## Start RECORDS SUPPLIED

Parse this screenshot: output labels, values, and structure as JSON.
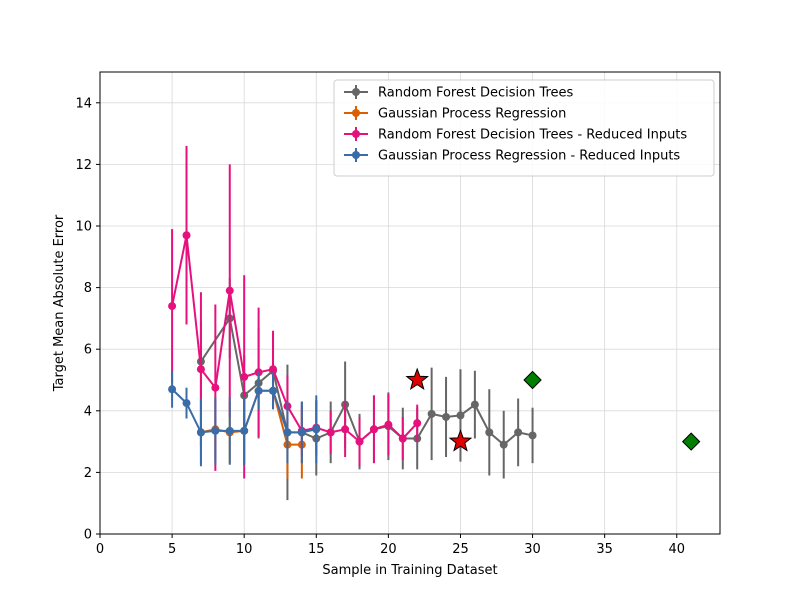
{
  "chart_data": {
    "type": "line",
    "xlabel": "Sample in Training Dataset",
    "ylabel": "Target Mean Absolute Error",
    "xlim": [
      0,
      43
    ],
    "ylim": [
      0,
      15
    ],
    "xticks": [
      0,
      5,
      10,
      15,
      20,
      25,
      30,
      35,
      40
    ],
    "yticks": [
      0,
      2,
      4,
      6,
      8,
      10,
      12,
      14
    ],
    "grid": true,
    "legend_position": "top-right",
    "series": [
      {
        "name": "Random Forest Decision Trees",
        "color": "#666666",
        "x": [
          7,
          9,
          10,
          11,
          12,
          13,
          14,
          15,
          16,
          17,
          18,
          19,
          20,
          21,
          22,
          23,
          24,
          25,
          26,
          27,
          28,
          29,
          30
        ],
        "y": [
          5.6,
          7.0,
          4.5,
          4.9,
          5.3,
          3.3,
          3.3,
          3.1,
          3.3,
          4.2,
          3.0,
          3.4,
          3.5,
          3.1,
          3.1,
          3.9,
          3.8,
          3.85,
          4.2,
          3.3,
          2.9,
          3.3,
          3.2
        ],
        "yerr": [
          1.3,
          1.3,
          1.3,
          1.8,
          1.2,
          2.2,
          1.0,
          1.2,
          1.0,
          1.4,
          0.9,
          1.1,
          1.1,
          1.0,
          1.0,
          1.5,
          1.3,
          1.5,
          1.1,
          1.4,
          1.1,
          1.1,
          0.9
        ]
      },
      {
        "name": "Gaussian Process Regression",
        "color": "#d95f02",
        "x": [
          7,
          8,
          9,
          10,
          11,
          12,
          13,
          14
        ],
        "y": [
          3.3,
          3.4,
          3.3,
          3.35,
          4.65,
          4.65,
          2.9,
          2.9
        ],
        "yerr": [
          1.0,
          1.0,
          1.0,
          1.1,
          0.6,
          0.6,
          1.1,
          1.1
        ]
      },
      {
        "name": "Random Forest Decision Trees - Reduced Inputs",
        "color": "#e7117d",
        "x": [
          5,
          6,
          7,
          8,
          9,
          10,
          11,
          12,
          13,
          14,
          15,
          16,
          17,
          18,
          19,
          20,
          21,
          22
        ],
        "y": [
          7.4,
          9.7,
          5.35,
          4.75,
          7.9,
          5.1,
          5.25,
          5.35,
          4.15,
          3.35,
          3.45,
          3.3,
          3.4,
          3.0,
          3.4,
          3.55,
          3.1,
          3.6
        ],
        "yerr": [
          2.5,
          2.9,
          2.5,
          2.7,
          4.1,
          3.3,
          2.1,
          1.25,
          1.0,
          0.8,
          0.9,
          0.7,
          0.9,
          0.8,
          1.1,
          1.0,
          0.7,
          0.6
        ]
      },
      {
        "name": "Gaussian Process Regression - Reduced Inputs",
        "color": "#3a6da8",
        "x": [
          5,
          6,
          7,
          8,
          9,
          10,
          11,
          12,
          13,
          14,
          15
        ],
        "y": [
          4.7,
          4.25,
          3.3,
          3.35,
          3.35,
          3.35,
          4.65,
          4.65,
          3.3,
          3.3,
          3.4
        ],
        "yerr": [
          0.6,
          0.5,
          1.1,
          1.1,
          1.1,
          1.1,
          0.6,
          0.6,
          1.0,
          1.0,
          1.1
        ]
      }
    ],
    "markers": [
      {
        "shape": "star",
        "color": "#e00000",
        "x": 22,
        "y": 5.0
      },
      {
        "shape": "star",
        "color": "#e00000",
        "x": 25,
        "y": 3.0
      },
      {
        "shape": "diamond",
        "color": "#008000",
        "x": 30,
        "y": 5.0
      },
      {
        "shape": "diamond",
        "color": "#008000",
        "x": 41,
        "y": 3.0
      }
    ]
  }
}
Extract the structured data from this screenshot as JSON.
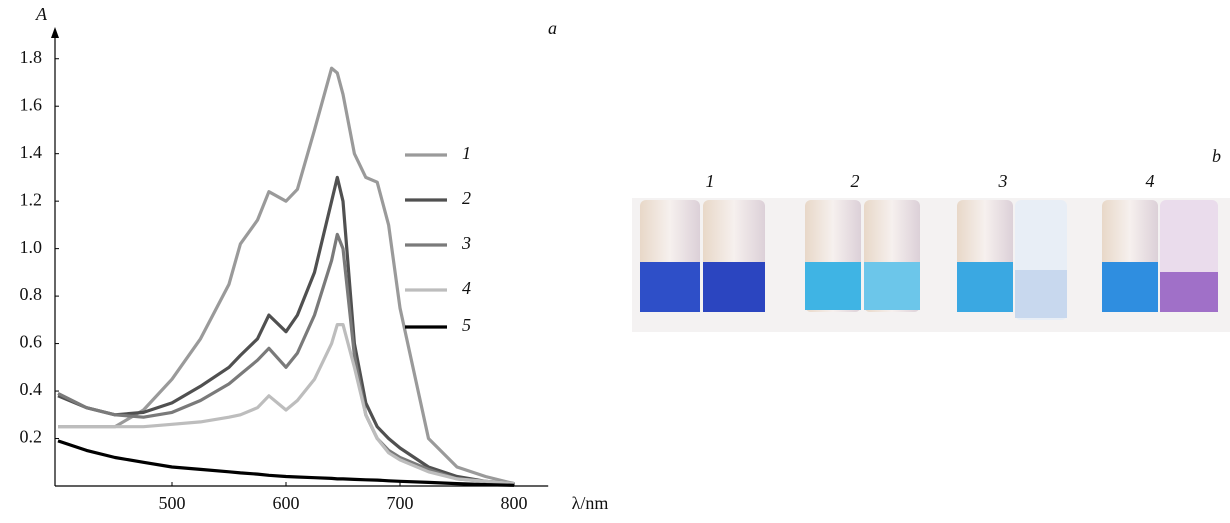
{
  "chart_data": {
    "type": "line",
    "panel_label": "a",
    "y_label": "A",
    "x_label": "λ/nm",
    "x": [
      400,
      425,
      450,
      475,
      500,
      525,
      550,
      560,
      575,
      585,
      600,
      610,
      625,
      640,
      645,
      650,
      660,
      670,
      680,
      690,
      700,
      725,
      750,
      775,
      800
    ],
    "xlim": [
      400,
      830
    ],
    "xticks": [
      500,
      600,
      700,
      800
    ],
    "ylim": [
      0,
      1.9
    ],
    "yticks": [
      0.2,
      0.4,
      0.6,
      0.8,
      {
        "value": 1,
        "label": "1.0"
      },
      1.2,
      1.4,
      1.6,
      1.8
    ],
    "series": [
      {
        "name": "1",
        "color": "#9a9a9a",
        "values": [
          0.25,
          0.25,
          0.25,
          0.32,
          0.45,
          0.62,
          0.85,
          1.02,
          1.12,
          1.24,
          1.2,
          1.25,
          1.5,
          1.76,
          1.74,
          1.65,
          1.4,
          1.3,
          1.28,
          1.1,
          0.75,
          0.2,
          0.08,
          0.04,
          0.01
        ]
      },
      {
        "name": "2",
        "color": "#505050",
        "values": [
          0.38,
          0.33,
          0.3,
          0.31,
          0.35,
          0.42,
          0.5,
          0.55,
          0.62,
          0.72,
          0.65,
          0.72,
          0.9,
          1.2,
          1.3,
          1.2,
          0.6,
          0.35,
          0.25,
          0.2,
          0.16,
          0.08,
          0.04,
          0.02,
          0.01
        ]
      },
      {
        "name": "3",
        "color": "#7a7a7a",
        "values": [
          0.39,
          0.33,
          0.3,
          0.29,
          0.31,
          0.36,
          0.43,
          0.47,
          0.53,
          0.58,
          0.5,
          0.56,
          0.72,
          0.95,
          1.06,
          1.0,
          0.55,
          0.3,
          0.2,
          0.15,
          0.12,
          0.07,
          0.03,
          0.02,
          0.01
        ]
      },
      {
        "name": "4",
        "color": "#bdbdbd",
        "values": [
          0.25,
          0.25,
          0.25,
          0.25,
          0.26,
          0.27,
          0.29,
          0.3,
          0.33,
          0.38,
          0.32,
          0.36,
          0.45,
          0.6,
          0.68,
          0.68,
          0.5,
          0.3,
          0.2,
          0.14,
          0.11,
          0.06,
          0.03,
          0.02,
          0.01
        ]
      },
      {
        "name": "5",
        "color": "#000000",
        "values": [
          0.19,
          0.15,
          0.12,
          0.1,
          0.08,
          0.07,
          0.06,
          0.055,
          0.05,
          0.045,
          0.04,
          0.038,
          0.035,
          0.032,
          0.03,
          0.03,
          0.028,
          0.026,
          0.025,
          0.022,
          0.02,
          0.015,
          0.01,
          0.006,
          0.003
        ]
      }
    ]
  },
  "photo": {
    "panel_label": "b",
    "labels": [
      "1",
      "2",
      "3",
      "4"
    ]
  }
}
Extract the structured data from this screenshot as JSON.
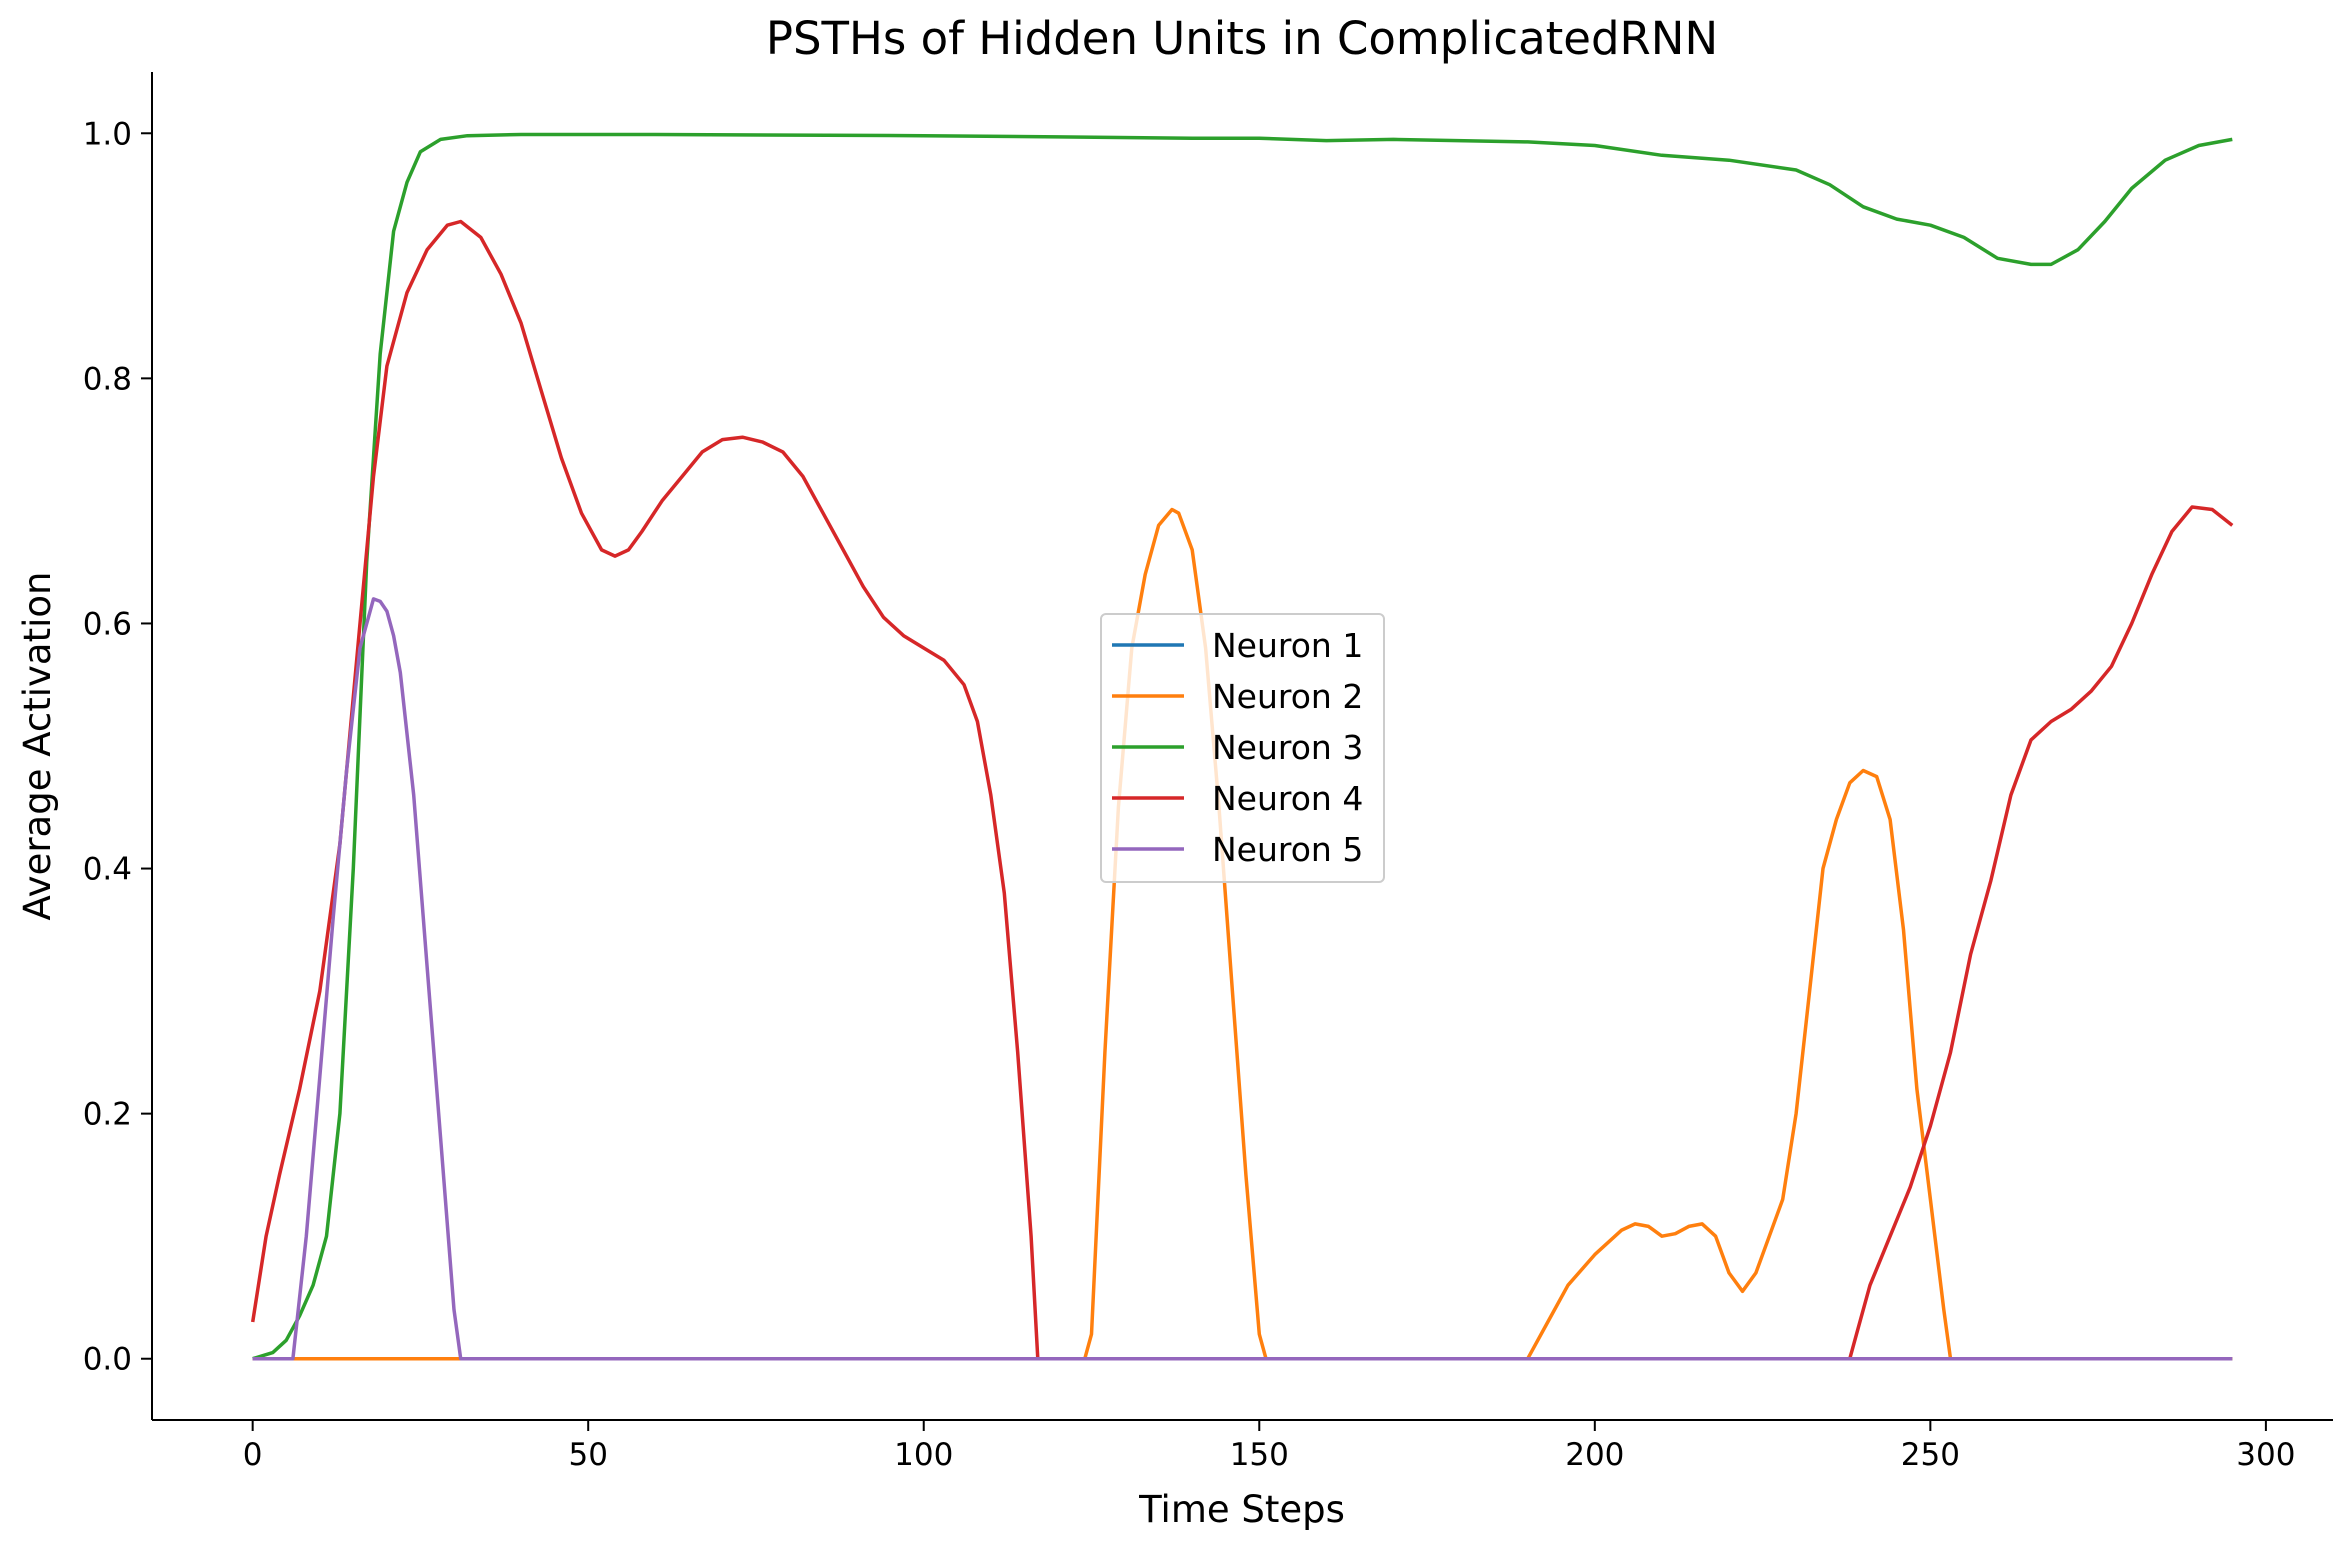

## End RECORDS SUPPLIED

» INSTRUCTIONS TO FOLLOW
Copy each line of the preceding data that contains the string "Forest".

» SOLUTION
        "name": "Random Forest Decision Trees",
        "name": "Random Forest Decision Trees - Reduced Inputs",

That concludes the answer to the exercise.